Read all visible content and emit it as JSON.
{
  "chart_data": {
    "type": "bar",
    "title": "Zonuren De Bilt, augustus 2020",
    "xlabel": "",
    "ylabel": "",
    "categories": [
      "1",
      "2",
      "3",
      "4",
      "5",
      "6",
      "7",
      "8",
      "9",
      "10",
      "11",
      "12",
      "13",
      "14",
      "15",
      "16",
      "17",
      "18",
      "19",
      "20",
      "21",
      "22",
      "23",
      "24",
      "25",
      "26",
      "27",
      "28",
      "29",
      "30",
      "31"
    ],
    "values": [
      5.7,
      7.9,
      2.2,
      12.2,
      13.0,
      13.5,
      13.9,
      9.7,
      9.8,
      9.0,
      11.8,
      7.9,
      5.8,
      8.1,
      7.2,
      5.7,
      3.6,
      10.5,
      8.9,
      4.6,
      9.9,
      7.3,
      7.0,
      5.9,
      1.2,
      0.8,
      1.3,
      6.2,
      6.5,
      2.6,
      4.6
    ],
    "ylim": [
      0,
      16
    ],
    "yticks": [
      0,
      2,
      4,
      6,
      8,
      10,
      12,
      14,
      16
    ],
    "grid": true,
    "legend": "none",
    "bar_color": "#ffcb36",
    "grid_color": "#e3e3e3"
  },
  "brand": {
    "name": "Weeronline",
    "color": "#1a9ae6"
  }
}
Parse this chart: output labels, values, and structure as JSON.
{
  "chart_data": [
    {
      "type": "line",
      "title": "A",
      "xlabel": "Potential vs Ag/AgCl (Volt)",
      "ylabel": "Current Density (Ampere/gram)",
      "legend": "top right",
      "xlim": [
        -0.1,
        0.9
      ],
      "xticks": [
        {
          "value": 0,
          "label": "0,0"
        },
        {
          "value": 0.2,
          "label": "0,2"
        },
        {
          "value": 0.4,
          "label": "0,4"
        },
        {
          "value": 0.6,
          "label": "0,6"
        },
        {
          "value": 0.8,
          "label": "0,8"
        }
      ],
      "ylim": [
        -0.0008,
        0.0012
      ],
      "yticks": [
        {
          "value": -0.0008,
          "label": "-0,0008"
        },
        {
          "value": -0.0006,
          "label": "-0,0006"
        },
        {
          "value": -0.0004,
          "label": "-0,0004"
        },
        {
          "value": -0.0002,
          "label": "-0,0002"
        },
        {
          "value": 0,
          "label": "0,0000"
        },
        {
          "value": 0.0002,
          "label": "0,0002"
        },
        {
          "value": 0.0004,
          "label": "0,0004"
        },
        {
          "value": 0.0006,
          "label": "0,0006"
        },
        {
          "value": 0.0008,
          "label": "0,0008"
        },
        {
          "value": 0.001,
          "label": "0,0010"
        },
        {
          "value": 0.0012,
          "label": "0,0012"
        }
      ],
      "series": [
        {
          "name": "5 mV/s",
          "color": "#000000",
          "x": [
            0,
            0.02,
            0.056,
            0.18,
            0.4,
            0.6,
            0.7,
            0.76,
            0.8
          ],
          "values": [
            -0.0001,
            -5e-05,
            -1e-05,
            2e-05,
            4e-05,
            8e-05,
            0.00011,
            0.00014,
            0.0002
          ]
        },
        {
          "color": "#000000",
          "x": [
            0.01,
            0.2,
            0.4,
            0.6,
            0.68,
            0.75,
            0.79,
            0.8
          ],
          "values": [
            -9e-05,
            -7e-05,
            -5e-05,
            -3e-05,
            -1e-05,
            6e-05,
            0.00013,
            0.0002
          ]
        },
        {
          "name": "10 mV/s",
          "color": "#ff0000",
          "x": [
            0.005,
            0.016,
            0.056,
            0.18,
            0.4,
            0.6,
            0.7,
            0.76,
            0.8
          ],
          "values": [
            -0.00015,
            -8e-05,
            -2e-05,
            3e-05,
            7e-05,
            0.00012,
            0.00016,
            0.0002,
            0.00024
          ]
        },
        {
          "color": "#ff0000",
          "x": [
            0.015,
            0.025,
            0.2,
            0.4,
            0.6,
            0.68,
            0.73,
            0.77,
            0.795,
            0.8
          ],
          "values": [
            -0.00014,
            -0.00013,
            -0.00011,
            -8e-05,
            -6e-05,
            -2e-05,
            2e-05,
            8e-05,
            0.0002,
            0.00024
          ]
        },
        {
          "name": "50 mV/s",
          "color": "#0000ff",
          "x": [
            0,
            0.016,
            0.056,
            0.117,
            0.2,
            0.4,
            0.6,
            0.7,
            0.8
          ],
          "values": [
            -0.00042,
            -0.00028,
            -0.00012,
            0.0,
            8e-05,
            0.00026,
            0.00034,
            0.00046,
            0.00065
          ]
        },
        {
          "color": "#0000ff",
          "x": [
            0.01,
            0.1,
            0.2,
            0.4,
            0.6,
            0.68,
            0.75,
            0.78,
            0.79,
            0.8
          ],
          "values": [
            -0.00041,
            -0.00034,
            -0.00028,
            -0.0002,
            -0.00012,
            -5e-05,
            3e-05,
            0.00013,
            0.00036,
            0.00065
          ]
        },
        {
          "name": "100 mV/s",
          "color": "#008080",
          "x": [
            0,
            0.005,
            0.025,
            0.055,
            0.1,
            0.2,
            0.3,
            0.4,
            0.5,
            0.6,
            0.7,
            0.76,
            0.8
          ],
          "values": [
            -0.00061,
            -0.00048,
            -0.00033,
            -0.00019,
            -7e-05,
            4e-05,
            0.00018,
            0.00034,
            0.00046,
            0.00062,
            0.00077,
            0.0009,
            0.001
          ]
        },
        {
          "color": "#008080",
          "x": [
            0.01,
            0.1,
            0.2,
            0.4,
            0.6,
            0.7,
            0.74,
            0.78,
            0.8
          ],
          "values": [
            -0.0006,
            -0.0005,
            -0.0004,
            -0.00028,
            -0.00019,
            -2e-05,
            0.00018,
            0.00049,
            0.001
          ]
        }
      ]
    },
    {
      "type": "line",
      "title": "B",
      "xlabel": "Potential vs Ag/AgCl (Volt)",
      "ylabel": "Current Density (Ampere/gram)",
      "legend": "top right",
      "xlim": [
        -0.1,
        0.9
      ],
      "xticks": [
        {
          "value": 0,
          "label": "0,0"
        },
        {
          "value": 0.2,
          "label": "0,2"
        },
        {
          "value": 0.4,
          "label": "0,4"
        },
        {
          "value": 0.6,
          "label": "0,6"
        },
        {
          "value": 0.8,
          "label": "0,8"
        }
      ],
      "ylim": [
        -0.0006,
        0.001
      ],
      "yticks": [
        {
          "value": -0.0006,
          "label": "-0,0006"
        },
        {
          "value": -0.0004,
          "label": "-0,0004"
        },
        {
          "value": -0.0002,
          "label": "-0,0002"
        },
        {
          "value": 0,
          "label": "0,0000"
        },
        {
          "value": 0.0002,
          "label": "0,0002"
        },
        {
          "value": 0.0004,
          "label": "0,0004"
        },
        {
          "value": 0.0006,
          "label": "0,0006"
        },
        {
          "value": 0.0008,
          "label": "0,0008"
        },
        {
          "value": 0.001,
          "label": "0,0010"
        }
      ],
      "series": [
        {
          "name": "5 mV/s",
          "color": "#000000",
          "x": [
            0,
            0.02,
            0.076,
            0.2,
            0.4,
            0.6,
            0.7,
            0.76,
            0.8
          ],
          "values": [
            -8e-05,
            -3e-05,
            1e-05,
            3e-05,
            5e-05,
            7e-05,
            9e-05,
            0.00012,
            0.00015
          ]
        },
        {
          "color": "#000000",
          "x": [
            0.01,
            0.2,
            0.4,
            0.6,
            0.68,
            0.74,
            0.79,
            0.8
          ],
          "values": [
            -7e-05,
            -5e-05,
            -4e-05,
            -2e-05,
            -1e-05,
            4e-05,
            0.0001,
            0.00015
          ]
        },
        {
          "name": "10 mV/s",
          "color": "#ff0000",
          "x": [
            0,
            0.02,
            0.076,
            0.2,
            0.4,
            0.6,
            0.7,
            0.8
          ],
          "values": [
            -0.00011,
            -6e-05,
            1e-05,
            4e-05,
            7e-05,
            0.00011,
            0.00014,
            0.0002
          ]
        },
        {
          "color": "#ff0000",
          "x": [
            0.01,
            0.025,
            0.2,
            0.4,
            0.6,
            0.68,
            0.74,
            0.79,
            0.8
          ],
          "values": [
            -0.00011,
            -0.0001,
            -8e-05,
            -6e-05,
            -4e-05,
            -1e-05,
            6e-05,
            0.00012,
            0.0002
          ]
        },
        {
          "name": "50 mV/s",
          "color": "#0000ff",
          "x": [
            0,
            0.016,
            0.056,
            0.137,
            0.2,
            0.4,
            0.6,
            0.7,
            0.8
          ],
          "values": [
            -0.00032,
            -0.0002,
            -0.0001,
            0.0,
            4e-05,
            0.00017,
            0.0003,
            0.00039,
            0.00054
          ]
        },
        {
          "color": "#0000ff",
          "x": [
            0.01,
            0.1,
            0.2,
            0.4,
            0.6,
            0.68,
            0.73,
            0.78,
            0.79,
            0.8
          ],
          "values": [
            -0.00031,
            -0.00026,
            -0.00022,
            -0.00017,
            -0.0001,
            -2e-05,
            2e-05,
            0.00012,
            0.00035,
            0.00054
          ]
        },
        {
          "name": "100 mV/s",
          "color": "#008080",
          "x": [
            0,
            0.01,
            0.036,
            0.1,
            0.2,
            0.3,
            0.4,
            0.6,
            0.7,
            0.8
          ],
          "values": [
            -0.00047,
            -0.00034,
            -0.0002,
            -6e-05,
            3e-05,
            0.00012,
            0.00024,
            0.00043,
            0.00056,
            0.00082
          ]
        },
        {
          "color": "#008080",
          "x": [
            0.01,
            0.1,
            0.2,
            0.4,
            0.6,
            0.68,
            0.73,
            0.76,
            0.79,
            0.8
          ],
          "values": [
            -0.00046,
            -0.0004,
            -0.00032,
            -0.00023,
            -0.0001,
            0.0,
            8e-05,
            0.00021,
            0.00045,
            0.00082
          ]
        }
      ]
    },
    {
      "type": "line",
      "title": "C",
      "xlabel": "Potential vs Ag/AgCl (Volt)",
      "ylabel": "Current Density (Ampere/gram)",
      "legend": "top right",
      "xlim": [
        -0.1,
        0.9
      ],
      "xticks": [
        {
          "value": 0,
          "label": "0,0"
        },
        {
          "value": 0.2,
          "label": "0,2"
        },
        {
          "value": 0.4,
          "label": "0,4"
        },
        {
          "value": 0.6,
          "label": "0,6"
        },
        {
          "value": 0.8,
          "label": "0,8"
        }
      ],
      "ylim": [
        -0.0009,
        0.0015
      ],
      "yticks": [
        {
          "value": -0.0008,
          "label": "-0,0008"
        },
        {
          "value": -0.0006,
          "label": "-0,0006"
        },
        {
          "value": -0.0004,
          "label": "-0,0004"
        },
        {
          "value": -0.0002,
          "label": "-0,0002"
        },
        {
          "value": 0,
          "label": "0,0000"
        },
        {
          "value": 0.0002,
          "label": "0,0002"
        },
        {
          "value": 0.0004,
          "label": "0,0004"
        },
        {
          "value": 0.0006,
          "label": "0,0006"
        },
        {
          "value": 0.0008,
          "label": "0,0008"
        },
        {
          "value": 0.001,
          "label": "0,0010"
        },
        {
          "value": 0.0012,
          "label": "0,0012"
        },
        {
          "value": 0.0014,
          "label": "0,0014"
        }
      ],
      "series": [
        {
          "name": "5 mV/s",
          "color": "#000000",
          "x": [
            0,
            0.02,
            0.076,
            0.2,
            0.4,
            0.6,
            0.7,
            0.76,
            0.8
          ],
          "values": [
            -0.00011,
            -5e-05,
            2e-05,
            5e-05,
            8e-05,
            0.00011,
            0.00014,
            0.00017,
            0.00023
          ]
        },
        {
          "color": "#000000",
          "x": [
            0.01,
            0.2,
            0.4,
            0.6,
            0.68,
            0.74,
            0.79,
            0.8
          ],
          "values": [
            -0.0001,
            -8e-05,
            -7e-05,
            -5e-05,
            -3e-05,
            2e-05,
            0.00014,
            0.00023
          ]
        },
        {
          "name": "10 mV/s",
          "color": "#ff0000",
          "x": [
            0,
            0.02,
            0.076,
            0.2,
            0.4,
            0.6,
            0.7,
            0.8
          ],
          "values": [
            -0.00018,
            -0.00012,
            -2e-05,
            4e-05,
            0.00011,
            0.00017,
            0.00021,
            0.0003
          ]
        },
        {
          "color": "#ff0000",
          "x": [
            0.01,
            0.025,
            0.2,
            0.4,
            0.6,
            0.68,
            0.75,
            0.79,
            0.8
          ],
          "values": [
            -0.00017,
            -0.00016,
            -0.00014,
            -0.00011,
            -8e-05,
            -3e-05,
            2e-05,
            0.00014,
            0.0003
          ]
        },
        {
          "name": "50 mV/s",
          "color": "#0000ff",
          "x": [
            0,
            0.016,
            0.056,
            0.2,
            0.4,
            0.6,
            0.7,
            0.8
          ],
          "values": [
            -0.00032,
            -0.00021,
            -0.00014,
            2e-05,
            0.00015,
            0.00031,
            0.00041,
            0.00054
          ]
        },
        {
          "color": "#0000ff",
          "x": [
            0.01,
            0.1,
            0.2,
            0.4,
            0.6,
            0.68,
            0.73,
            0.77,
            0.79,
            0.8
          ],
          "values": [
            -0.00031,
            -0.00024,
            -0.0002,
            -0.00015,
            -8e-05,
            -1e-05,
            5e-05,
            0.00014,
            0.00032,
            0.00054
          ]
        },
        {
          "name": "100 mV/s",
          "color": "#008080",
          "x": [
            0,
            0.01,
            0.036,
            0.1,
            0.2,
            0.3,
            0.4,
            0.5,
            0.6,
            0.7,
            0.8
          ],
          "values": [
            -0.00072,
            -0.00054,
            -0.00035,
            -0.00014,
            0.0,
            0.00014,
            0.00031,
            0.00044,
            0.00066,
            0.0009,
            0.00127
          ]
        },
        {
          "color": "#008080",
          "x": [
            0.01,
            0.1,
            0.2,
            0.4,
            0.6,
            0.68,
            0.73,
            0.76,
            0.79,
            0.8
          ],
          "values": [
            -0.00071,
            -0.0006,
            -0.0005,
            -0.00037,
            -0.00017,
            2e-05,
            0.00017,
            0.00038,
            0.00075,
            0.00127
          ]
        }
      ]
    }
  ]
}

——————

* Aim of the exercise: Search the listing for the word "JSON". Copy every line in which it occurs.

* Answer to the problem:
Read all visible content and emit it as JSON.
Parse this chart: output labels, values, and structure as JSON.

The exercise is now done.